■ SHORT TASK
Reproduce only the stretch of the listing from the line containing "toc-entry[interactable] bbox=[142, 687, 1047, 718]" through the line containing "toc-leader-dots bbox=[322, 771, 1020, 774]", renaming "toc-leader-dots" to "toc-dotted-leader" and leaving everything else unchanged.

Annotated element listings
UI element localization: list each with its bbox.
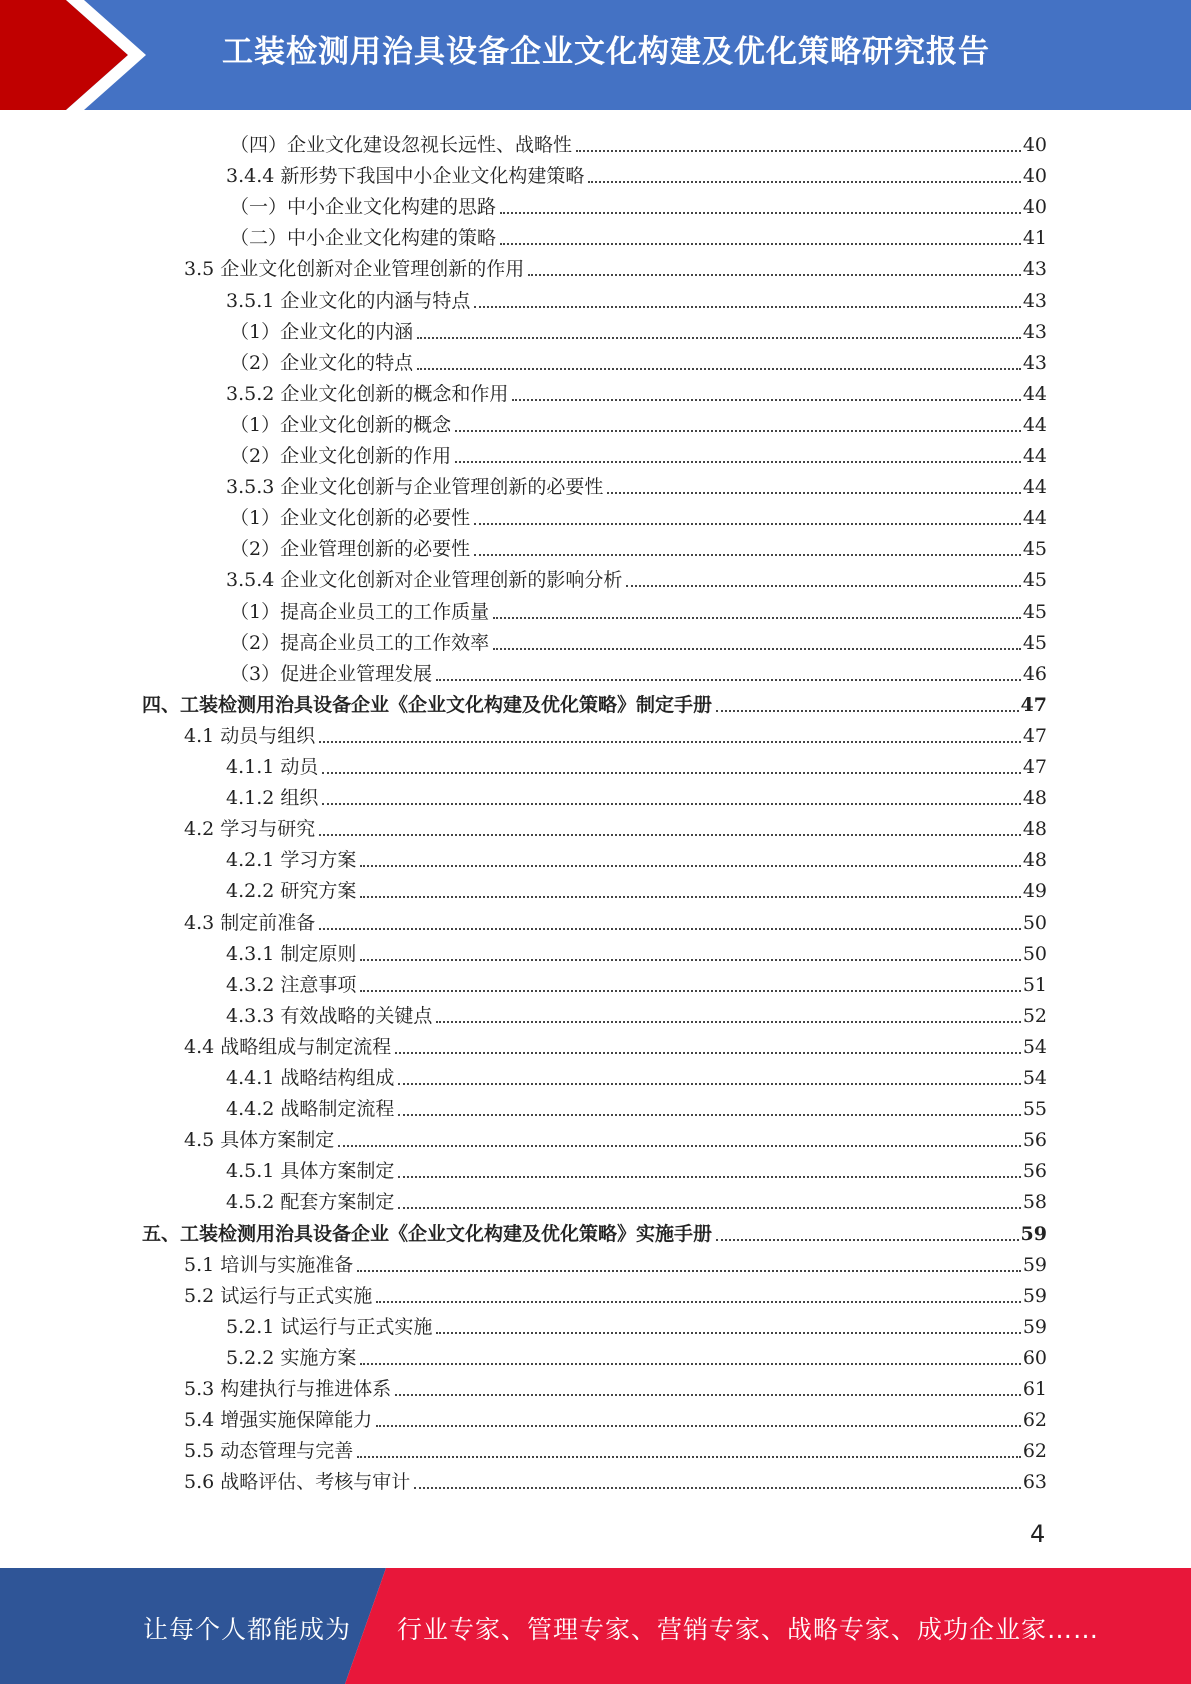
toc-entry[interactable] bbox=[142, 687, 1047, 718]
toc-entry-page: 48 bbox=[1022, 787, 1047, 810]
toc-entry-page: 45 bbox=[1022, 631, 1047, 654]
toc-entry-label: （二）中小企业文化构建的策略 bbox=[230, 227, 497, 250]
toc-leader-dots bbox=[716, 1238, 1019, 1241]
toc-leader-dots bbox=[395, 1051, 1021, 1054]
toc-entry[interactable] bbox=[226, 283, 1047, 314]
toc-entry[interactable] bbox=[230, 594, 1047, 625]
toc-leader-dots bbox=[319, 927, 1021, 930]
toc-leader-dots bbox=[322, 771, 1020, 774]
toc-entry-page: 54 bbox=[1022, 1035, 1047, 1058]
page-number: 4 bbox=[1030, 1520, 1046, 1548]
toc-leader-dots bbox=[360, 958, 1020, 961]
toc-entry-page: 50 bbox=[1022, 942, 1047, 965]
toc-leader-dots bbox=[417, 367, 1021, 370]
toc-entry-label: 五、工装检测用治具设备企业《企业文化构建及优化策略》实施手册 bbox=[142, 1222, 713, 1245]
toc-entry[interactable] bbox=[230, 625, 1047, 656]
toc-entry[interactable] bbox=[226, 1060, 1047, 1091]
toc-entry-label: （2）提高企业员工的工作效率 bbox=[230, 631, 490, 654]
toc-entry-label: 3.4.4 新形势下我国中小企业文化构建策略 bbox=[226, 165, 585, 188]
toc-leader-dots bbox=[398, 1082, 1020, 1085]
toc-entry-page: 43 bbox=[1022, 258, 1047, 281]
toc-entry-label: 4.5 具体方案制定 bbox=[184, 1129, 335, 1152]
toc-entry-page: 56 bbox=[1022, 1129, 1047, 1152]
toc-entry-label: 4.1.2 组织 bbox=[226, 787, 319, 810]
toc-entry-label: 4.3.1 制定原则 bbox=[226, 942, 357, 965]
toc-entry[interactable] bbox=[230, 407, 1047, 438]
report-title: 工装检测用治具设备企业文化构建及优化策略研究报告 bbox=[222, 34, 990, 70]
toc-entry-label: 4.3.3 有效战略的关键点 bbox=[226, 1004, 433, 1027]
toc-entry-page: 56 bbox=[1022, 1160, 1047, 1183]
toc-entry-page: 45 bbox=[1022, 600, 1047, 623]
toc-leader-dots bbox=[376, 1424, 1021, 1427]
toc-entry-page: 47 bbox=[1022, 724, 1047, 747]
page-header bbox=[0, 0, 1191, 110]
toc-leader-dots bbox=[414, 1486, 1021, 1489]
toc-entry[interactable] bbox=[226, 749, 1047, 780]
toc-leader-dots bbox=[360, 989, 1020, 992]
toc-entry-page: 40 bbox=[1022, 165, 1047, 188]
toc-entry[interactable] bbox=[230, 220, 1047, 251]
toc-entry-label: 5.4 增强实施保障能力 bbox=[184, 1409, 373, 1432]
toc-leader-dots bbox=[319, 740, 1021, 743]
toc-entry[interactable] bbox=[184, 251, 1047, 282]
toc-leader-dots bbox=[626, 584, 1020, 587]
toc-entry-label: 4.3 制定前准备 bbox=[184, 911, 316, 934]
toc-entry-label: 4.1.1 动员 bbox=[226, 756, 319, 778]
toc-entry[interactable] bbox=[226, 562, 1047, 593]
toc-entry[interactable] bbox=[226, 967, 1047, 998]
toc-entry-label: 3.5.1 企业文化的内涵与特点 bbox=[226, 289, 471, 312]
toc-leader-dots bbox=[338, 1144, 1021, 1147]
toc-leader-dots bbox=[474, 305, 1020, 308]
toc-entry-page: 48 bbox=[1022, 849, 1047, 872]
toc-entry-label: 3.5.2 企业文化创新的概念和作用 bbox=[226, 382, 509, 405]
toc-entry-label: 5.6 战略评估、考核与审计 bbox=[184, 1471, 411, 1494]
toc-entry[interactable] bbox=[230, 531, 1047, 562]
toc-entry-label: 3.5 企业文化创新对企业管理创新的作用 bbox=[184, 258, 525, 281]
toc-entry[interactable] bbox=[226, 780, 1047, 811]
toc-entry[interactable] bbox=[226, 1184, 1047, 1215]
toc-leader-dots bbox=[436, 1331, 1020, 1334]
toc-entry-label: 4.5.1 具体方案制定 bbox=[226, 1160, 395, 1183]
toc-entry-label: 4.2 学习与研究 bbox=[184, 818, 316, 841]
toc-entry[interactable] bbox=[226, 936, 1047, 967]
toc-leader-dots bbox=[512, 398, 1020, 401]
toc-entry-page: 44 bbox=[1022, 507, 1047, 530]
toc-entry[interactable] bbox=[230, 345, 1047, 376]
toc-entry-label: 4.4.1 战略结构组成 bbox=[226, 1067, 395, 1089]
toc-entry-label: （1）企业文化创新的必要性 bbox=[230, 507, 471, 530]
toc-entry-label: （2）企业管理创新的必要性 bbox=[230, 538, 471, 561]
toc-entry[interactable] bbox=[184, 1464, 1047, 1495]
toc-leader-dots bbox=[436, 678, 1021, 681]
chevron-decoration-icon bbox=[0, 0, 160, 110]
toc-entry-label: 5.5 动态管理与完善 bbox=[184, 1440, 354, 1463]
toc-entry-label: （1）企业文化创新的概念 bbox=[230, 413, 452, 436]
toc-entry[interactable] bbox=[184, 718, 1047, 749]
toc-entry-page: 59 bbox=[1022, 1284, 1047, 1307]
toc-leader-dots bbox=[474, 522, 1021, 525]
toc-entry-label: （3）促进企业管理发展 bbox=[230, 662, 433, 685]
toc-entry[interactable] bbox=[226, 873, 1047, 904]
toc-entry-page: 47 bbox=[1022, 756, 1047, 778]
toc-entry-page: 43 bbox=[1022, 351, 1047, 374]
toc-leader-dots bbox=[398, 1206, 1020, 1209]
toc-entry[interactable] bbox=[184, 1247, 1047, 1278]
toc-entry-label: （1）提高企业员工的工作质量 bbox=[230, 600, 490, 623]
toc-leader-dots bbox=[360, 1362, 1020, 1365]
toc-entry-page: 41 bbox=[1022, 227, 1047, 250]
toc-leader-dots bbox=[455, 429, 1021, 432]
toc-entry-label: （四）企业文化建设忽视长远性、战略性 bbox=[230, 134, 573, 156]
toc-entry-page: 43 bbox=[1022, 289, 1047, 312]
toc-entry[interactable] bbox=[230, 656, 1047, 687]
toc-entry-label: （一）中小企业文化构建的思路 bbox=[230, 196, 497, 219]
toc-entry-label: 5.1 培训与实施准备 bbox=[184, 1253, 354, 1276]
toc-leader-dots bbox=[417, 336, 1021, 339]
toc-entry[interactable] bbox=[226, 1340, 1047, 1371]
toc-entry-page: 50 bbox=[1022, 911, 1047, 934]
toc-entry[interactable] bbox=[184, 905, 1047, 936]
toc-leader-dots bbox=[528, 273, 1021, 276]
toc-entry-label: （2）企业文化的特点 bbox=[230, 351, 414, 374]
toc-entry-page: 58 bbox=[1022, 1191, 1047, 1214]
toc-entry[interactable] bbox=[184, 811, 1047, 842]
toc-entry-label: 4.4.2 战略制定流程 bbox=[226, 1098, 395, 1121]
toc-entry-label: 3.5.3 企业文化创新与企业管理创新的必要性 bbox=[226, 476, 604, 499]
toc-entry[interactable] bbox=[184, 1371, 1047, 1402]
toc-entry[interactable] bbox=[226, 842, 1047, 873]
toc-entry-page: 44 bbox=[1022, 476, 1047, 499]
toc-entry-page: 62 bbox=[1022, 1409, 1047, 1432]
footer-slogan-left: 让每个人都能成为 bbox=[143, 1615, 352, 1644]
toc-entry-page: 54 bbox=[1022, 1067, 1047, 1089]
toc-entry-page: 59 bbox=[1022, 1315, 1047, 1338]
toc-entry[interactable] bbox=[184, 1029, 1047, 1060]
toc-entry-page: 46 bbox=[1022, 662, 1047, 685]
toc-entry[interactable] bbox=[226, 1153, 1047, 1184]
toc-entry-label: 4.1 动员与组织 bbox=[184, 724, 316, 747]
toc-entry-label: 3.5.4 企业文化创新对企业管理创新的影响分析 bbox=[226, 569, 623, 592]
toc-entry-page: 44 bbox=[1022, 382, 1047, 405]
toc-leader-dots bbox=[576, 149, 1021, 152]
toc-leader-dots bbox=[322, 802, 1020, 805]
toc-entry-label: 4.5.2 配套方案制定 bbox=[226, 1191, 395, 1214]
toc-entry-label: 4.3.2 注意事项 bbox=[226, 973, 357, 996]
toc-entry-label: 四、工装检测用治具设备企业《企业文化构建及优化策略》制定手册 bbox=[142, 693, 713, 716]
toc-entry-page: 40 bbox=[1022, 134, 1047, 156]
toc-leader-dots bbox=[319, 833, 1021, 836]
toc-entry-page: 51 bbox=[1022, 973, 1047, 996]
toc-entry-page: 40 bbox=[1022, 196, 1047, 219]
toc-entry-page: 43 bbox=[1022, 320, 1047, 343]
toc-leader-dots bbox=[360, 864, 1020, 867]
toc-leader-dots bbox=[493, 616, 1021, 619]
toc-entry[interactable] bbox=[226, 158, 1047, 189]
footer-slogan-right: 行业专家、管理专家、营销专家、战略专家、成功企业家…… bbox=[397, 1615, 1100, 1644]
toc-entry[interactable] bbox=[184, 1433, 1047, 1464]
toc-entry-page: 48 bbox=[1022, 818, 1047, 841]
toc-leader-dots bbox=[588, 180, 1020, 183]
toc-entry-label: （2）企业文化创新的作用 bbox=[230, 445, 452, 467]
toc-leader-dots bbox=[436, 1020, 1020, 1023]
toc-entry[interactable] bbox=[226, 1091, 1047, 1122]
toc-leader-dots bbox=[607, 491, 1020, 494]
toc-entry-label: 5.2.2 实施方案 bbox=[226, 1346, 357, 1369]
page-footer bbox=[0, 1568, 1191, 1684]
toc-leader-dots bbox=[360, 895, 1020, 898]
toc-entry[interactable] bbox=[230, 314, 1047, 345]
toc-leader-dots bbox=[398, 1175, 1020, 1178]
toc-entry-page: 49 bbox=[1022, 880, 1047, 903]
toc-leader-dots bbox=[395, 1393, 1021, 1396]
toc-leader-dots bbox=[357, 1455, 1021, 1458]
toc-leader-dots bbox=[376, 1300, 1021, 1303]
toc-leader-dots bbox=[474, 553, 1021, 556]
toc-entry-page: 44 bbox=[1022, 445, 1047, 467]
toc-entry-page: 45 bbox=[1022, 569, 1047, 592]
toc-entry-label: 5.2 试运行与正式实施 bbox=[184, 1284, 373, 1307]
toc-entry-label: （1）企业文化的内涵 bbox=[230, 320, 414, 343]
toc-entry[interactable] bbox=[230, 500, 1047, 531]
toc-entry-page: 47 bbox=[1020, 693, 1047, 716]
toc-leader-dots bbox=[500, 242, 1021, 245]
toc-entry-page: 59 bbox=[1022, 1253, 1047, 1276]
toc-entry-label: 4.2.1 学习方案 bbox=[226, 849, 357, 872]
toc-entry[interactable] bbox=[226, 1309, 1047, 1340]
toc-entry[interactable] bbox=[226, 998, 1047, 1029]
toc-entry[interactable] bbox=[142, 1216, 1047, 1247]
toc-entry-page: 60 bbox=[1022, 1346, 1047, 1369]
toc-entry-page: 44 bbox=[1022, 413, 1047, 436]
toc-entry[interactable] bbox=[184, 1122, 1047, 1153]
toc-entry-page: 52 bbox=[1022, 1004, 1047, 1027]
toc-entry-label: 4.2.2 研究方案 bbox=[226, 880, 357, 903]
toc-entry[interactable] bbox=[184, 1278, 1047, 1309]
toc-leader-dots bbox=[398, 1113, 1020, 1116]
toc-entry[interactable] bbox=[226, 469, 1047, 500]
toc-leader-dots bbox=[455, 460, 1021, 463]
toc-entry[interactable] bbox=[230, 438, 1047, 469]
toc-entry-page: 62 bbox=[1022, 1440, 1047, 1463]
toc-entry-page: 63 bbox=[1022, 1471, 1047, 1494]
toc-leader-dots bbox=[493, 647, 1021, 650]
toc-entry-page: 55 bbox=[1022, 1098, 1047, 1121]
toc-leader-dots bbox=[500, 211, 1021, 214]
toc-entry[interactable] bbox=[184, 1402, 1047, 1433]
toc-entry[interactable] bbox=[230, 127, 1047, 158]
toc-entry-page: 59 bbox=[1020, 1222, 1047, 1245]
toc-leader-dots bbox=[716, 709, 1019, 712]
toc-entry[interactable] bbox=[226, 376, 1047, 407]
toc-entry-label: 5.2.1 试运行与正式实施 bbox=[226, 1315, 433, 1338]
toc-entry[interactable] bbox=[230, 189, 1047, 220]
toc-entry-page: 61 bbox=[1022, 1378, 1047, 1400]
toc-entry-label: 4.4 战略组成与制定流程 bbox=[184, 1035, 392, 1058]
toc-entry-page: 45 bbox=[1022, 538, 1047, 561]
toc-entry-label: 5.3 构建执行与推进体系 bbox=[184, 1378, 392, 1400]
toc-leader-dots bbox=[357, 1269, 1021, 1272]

■ OUTPUT FOR THIS TASK
toc-entry[interactable] bbox=[142, 687, 1047, 718]
toc-entry-page: 48 bbox=[1022, 787, 1047, 810]
toc-entry-page: 45 bbox=[1022, 631, 1047, 654]
toc-entry-label: （二）中小企业文化构建的策略 bbox=[230, 227, 497, 250]
toc-dotted-leader bbox=[716, 1238, 1019, 1241]
toc-dotted-leader bbox=[395, 1051, 1021, 1054]
toc-entry[interactable] bbox=[226, 283, 1047, 314]
toc-entry[interactable] bbox=[230, 594, 1047, 625]
toc-dotted-leader bbox=[319, 927, 1021, 930]
toc-dotted-leader bbox=[322, 771, 1020, 774]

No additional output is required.